▶ Supplied material:
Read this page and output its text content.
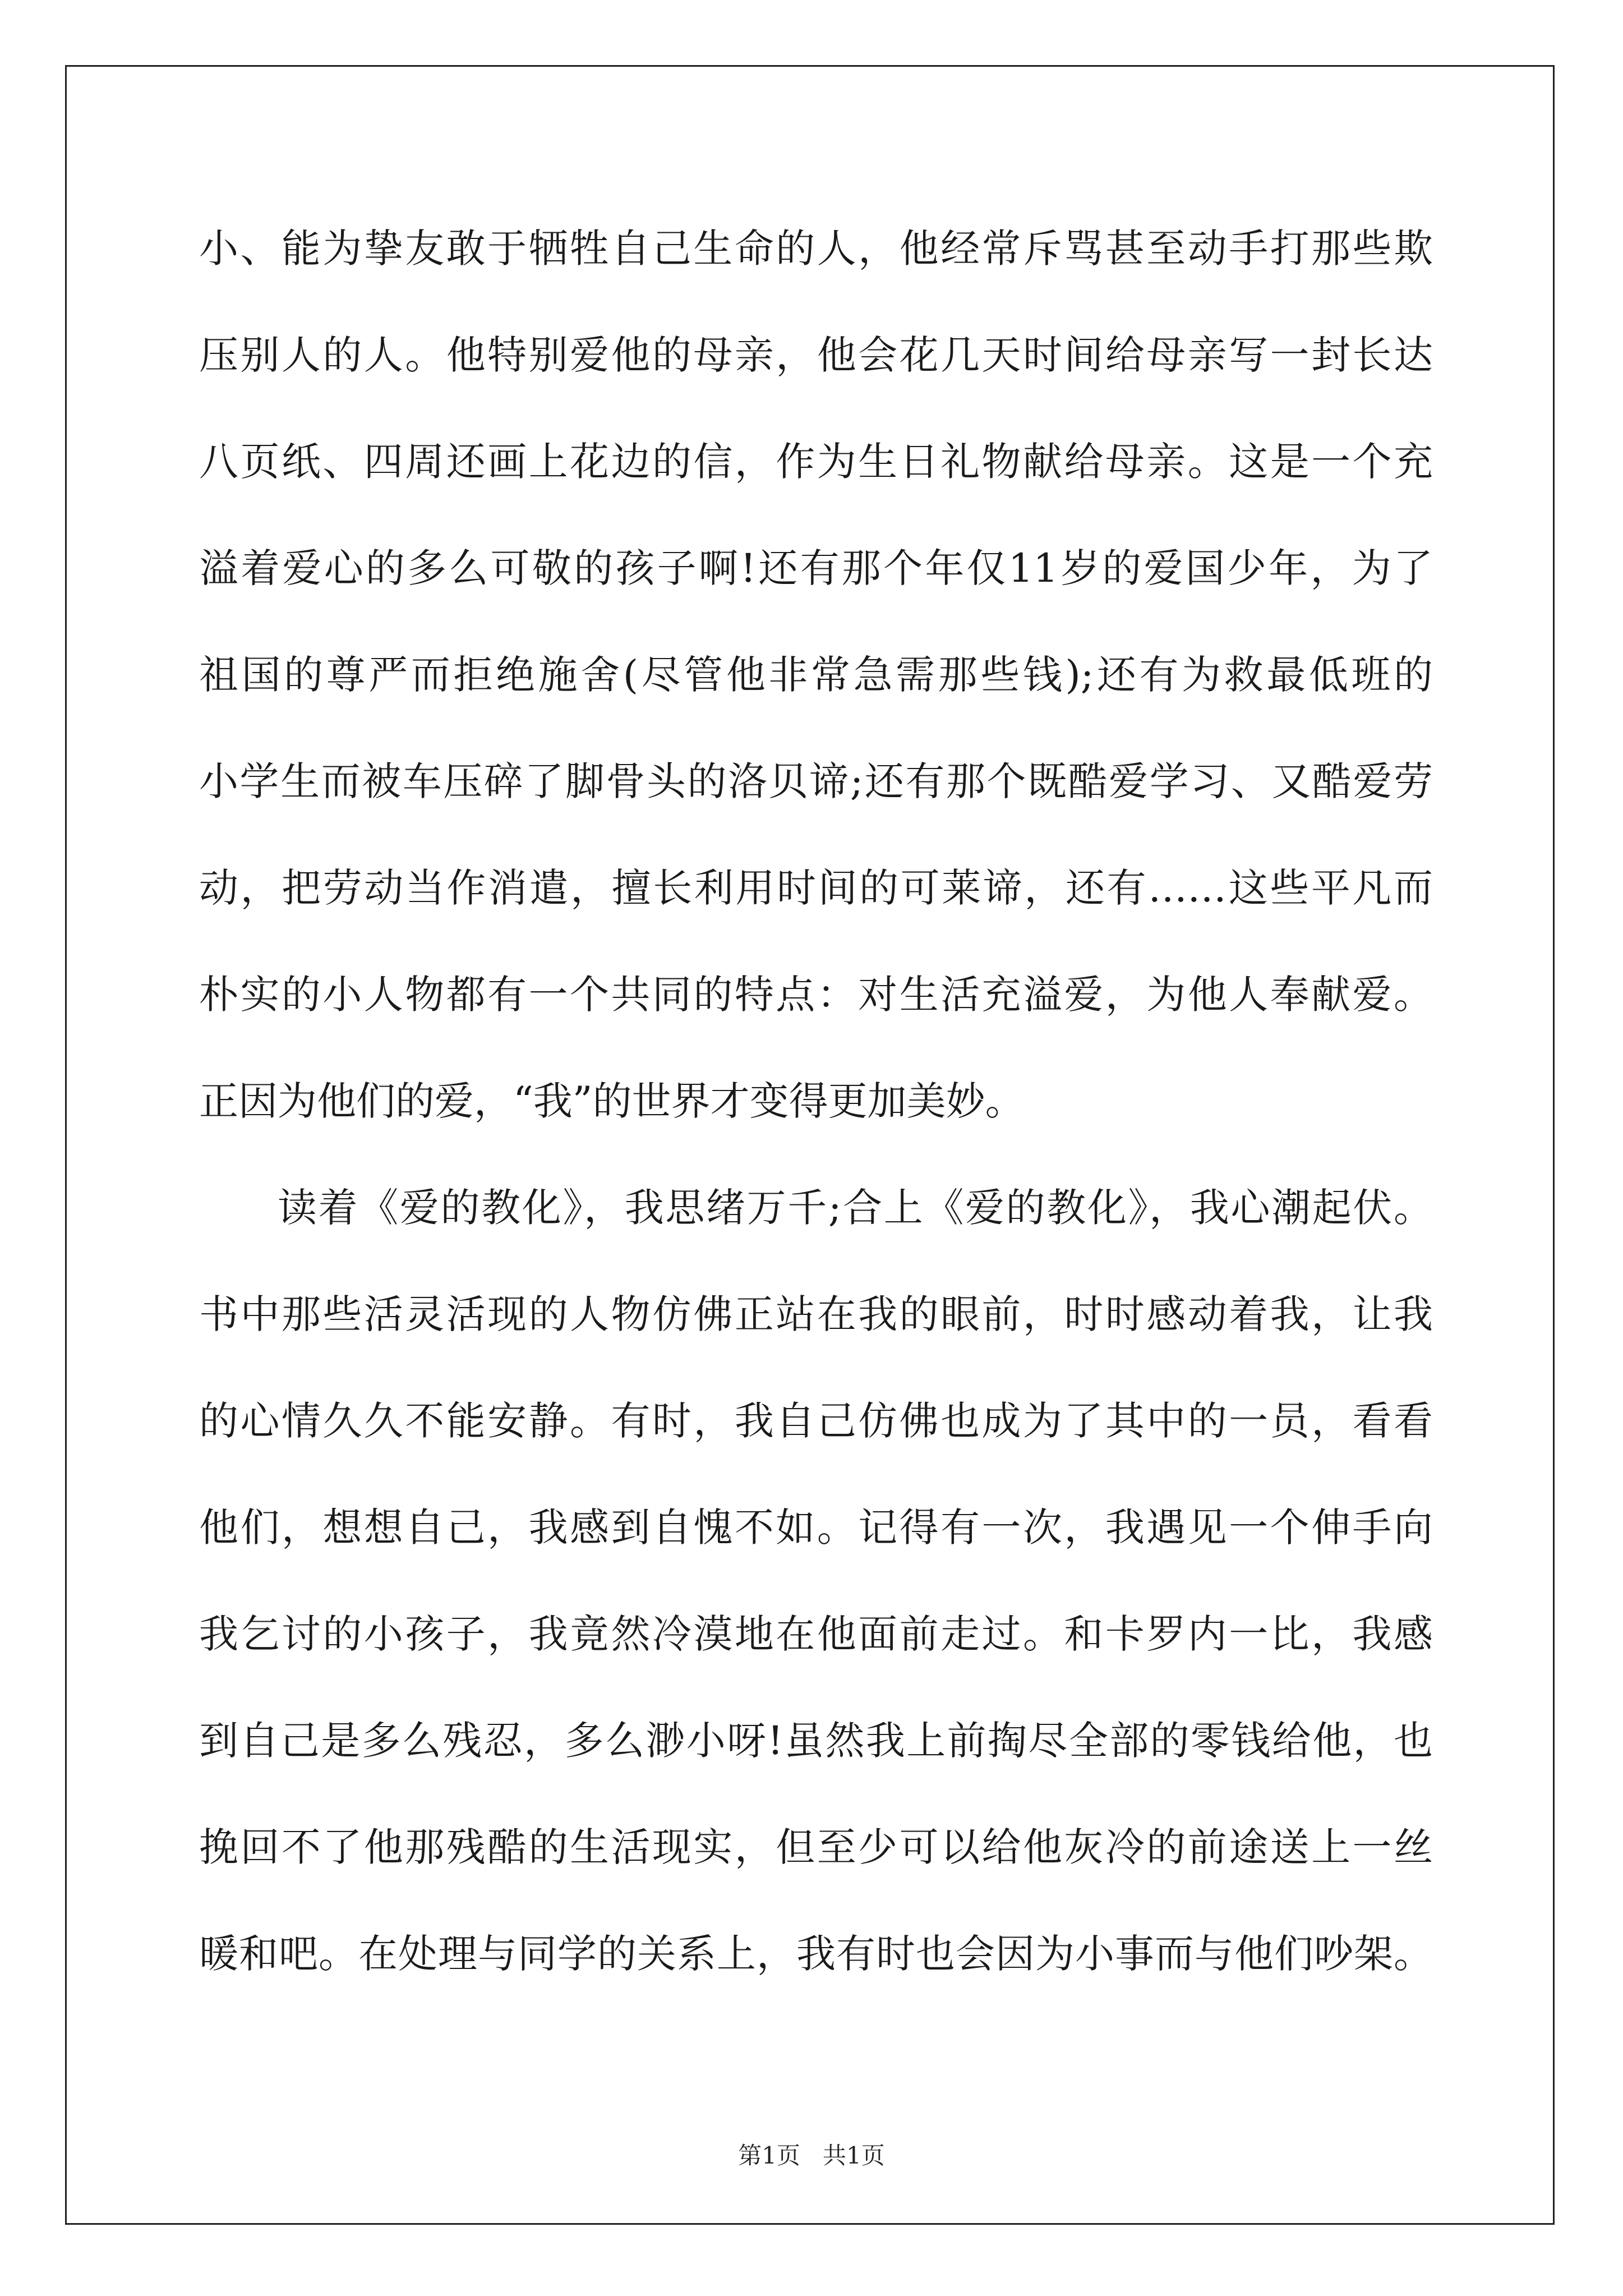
小、能为挚友敢于牺牲自己生命的人，他经常斥骂甚至动手打那些欺
压别人的人。他特别爱他的母亲，他会花几天时间给母亲写一封长达
八页纸、四周还画上花边的信，作为生日礼物献给母亲。这是一个充
溢着爱心的多么可敬的孩子啊!还有那个年仅11岁的爱国少年，为了
祖国的尊严而拒绝施舍(尽管他非常急需那些钱);还有为救最低班的
小学生而被车压碎了脚骨头的洛贝谛;还有那个既酷爱学习、又酷爱劳
动，把劳动当作消遣，擅长利用时间的可莱谛，还有……这些平凡而
朴实的小人物都有一个共同的特点：对生活充溢爱，为他人奉献爱。
正因为他们的爱，“我”的世界才变得更加美妙。
读着《爱的教化》，我思绪万千;合上《爱的教化》，我心潮起伏。
书中那些活灵活现的人物仿佛正站在我的眼前，时时感动着我，让我
的心情久久不能安静。有时，我自己仿佛也成为了其中的一员，看看
他们，想想自己，我感到自愧不如。记得有一次，我遇见一个伸手向
我乞讨的小孩子，我竟然冷漠地在他面前走过。和卡罗内一比，我感
到自己是多么残忍，多么渺小呀!虽然我上前掏尽全部的零钱给他，也
挽回不了他那残酷的生活现实，但至少可以给他灰冷的前途送上一丝
暖和吧。在处理与同学的关系上，我有时也会因为小事而与他们吵架。
第1页   共1页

▶ Exercise brief: Transcribe the material exactly, and leave out whatever pictures it holds.

▶ Response to the exercise:
Read this page and output its text content.
小、能为挚友敢于牺牲自己生命的人，他经常斥骂甚至动手打那些欺
压别人的人。他特别爱他的母亲，他会花几天时间给母亲写一封长达
八页纸、四周还画上花边的信，作为生日礼物献给母亲。这是一个充
溢着爱心的多么可敬的孩子啊!还有那个年仅11岁的爱国少年，为了
祖国的尊严而拒绝施舍(尽管他非常急需那些钱);还有为救最低班的
小学生而被车压碎了脚骨头的洛贝谛;还有那个既酷爱学习、又酷爱劳
动，把劳动当作消遣，擅长利用时间的可莱谛，还有……这些平凡而
朴实的小人物都有一个共同的特点：对生活充溢爱，为他人奉献爱。
正因为他们的爱，“我”的世界才变得更加美妙。
读着《爱的教化》，我思绪万千;合上《爱的教化》，我心潮起伏。
书中那些活灵活现的人物仿佛正站在我的眼前，时时感动着我，让我
的心情久久不能安静。有时，我自己仿佛也成为了其中的一员，看看
他们，想想自己，我感到自愧不如。记得有一次，我遇见一个伸手向
我乞讨的小孩子，我竟然冷漠地在他面前走过。和卡罗内一比，我感
到自己是多么残忍，多么渺小呀!虽然我上前掏尽全部的零钱给他，也
挽回不了他那残酷的生活现实，但至少可以给他灰冷的前途送上一丝
暖和吧。在处理与同学的关系上，我有时也会因为小事而与他们吵架。
第1页   共1页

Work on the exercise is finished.